Problem to solve: Track down the lines that contain "title" and copy them.

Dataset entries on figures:

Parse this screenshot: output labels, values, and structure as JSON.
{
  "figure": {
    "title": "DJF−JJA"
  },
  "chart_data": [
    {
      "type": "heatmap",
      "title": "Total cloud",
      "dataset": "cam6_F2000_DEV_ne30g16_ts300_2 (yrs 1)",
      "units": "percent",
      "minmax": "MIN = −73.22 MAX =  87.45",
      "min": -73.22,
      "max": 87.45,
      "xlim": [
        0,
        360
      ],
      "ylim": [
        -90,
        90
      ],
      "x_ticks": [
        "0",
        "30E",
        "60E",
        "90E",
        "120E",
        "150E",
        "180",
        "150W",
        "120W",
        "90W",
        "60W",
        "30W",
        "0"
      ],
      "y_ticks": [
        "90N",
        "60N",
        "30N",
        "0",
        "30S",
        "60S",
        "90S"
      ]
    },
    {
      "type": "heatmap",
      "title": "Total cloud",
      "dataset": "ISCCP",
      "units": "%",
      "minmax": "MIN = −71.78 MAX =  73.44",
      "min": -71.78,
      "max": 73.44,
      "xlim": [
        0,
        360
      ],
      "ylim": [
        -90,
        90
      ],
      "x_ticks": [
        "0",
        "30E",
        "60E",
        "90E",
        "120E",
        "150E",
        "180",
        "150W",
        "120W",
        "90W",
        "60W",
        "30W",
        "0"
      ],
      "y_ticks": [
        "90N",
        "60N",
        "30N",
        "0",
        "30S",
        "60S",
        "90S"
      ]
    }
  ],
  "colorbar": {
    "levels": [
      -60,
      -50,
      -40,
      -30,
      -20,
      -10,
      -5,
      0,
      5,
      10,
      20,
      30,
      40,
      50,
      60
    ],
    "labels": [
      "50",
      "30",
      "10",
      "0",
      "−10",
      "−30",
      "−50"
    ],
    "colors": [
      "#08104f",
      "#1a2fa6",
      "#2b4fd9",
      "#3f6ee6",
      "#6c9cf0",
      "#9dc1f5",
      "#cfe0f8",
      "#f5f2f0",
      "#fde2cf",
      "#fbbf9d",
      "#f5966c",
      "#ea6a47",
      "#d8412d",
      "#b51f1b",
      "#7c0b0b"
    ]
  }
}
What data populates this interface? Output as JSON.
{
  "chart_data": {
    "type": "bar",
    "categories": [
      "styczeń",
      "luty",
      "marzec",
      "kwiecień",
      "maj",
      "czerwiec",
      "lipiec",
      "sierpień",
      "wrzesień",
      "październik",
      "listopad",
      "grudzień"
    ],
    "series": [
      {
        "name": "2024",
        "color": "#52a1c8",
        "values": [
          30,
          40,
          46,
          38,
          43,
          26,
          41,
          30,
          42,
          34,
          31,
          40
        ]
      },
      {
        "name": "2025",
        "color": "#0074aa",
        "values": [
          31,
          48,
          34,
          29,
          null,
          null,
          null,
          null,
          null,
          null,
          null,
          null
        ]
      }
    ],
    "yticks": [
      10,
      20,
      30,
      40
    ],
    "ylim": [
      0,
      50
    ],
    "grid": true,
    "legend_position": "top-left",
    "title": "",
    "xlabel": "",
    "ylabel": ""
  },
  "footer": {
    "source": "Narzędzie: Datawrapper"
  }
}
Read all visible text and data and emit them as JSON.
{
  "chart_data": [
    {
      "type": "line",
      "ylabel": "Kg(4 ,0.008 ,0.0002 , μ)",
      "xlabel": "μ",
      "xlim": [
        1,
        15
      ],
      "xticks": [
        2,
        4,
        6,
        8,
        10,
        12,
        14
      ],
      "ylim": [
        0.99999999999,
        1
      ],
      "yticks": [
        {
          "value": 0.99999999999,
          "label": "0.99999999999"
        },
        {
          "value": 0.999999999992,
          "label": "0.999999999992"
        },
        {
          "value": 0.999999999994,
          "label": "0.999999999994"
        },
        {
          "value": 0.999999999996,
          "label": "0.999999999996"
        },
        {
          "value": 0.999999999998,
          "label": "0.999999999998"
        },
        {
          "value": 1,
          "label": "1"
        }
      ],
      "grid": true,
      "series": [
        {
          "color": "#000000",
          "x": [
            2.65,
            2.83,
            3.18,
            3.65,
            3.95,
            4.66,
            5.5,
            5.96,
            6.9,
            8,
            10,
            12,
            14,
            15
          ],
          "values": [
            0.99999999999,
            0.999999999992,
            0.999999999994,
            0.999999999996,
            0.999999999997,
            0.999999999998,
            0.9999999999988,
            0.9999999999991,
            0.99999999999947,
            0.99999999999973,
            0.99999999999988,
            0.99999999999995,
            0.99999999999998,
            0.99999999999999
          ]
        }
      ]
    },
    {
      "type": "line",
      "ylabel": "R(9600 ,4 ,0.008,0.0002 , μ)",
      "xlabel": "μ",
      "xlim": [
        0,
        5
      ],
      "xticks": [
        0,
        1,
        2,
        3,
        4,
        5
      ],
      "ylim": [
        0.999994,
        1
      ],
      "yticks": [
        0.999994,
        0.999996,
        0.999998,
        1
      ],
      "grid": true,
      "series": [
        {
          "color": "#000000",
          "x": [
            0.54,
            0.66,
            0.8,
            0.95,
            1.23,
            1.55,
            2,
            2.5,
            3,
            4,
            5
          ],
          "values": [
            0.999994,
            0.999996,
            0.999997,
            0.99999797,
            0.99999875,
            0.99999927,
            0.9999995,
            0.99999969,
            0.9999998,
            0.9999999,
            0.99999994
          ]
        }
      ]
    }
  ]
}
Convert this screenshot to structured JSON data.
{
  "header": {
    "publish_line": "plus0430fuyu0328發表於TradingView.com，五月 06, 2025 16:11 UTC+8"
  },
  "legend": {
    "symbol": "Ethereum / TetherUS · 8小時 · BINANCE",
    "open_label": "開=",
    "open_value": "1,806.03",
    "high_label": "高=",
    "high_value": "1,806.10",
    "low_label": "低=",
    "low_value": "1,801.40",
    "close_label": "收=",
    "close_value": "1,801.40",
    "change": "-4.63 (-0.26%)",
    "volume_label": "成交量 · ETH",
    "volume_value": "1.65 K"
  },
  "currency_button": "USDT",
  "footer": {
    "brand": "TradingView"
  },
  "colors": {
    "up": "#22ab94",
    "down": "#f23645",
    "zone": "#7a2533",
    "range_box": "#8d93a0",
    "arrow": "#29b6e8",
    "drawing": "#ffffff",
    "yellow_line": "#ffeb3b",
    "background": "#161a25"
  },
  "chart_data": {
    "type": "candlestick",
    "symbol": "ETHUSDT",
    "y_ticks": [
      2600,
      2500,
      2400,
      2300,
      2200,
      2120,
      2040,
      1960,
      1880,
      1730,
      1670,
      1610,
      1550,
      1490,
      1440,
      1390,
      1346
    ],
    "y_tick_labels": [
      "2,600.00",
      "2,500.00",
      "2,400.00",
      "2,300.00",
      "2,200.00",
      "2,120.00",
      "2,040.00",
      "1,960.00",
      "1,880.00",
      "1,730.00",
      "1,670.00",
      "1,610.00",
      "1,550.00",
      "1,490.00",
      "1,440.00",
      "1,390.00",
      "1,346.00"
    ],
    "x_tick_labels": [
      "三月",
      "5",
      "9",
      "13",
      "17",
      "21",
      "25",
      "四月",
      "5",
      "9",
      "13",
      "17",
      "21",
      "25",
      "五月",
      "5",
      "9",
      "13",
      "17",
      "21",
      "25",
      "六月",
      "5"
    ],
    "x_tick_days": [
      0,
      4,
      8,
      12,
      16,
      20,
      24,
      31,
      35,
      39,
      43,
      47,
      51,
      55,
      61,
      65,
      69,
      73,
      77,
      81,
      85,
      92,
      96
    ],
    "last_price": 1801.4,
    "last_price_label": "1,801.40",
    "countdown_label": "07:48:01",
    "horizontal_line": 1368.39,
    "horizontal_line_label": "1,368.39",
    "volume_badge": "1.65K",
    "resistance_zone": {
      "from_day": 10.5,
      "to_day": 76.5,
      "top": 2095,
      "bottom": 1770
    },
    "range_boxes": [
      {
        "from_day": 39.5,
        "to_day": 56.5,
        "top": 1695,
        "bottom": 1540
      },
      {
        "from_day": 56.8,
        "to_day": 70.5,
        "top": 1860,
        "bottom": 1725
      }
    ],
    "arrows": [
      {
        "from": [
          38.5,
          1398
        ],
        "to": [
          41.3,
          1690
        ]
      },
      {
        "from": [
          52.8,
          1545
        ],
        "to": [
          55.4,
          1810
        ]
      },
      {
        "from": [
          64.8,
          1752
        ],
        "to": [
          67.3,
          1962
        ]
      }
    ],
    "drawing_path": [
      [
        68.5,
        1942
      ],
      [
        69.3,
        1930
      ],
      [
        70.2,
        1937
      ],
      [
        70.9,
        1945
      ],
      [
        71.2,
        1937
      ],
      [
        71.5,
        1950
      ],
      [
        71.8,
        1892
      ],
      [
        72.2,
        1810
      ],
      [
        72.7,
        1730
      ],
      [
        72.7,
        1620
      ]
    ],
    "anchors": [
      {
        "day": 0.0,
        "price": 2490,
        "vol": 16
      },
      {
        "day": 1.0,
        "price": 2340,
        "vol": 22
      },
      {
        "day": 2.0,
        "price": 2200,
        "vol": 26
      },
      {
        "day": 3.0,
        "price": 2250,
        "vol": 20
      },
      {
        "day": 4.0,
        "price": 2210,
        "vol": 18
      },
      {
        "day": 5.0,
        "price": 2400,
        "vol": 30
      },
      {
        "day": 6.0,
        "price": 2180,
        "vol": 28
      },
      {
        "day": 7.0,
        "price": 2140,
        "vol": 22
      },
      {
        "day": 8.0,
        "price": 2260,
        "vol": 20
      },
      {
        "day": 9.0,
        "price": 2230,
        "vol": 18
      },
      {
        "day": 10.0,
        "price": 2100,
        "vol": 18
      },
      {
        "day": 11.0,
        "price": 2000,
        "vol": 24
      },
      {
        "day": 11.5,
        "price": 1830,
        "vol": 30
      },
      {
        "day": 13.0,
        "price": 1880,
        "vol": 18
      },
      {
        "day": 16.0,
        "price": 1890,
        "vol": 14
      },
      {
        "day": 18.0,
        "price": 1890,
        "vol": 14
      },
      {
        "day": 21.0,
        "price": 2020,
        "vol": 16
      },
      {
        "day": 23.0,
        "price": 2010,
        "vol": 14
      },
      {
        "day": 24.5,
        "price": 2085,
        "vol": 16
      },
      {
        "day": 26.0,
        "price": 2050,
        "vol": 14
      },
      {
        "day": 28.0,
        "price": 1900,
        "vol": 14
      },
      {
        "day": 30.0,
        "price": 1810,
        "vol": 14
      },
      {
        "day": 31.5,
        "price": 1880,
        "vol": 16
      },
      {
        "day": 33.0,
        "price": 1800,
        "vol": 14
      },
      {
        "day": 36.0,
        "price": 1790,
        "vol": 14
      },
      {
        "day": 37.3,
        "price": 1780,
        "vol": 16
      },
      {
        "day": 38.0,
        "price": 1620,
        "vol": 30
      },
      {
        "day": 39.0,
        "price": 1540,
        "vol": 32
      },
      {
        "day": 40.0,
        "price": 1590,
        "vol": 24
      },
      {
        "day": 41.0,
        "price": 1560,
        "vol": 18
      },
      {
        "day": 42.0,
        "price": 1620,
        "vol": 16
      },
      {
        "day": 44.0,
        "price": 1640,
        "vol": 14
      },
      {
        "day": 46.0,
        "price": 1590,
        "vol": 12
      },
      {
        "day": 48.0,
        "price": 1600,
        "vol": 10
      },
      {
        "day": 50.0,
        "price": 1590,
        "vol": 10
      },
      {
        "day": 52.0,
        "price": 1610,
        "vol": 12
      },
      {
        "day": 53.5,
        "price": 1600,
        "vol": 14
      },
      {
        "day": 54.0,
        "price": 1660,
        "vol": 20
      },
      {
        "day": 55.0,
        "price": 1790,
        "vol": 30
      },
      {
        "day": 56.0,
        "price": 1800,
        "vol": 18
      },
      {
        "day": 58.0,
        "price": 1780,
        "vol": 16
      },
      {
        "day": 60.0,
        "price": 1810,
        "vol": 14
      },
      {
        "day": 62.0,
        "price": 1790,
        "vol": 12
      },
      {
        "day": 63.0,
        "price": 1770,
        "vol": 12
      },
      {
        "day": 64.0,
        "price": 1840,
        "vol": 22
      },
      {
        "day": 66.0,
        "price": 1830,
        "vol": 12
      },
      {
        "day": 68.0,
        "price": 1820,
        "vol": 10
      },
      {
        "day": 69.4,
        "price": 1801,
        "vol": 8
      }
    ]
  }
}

Solution to the problem:
    "title": "DJF−JJA"
      "title": "Total cloud",
      "title": "Total cloud",
    "title": "",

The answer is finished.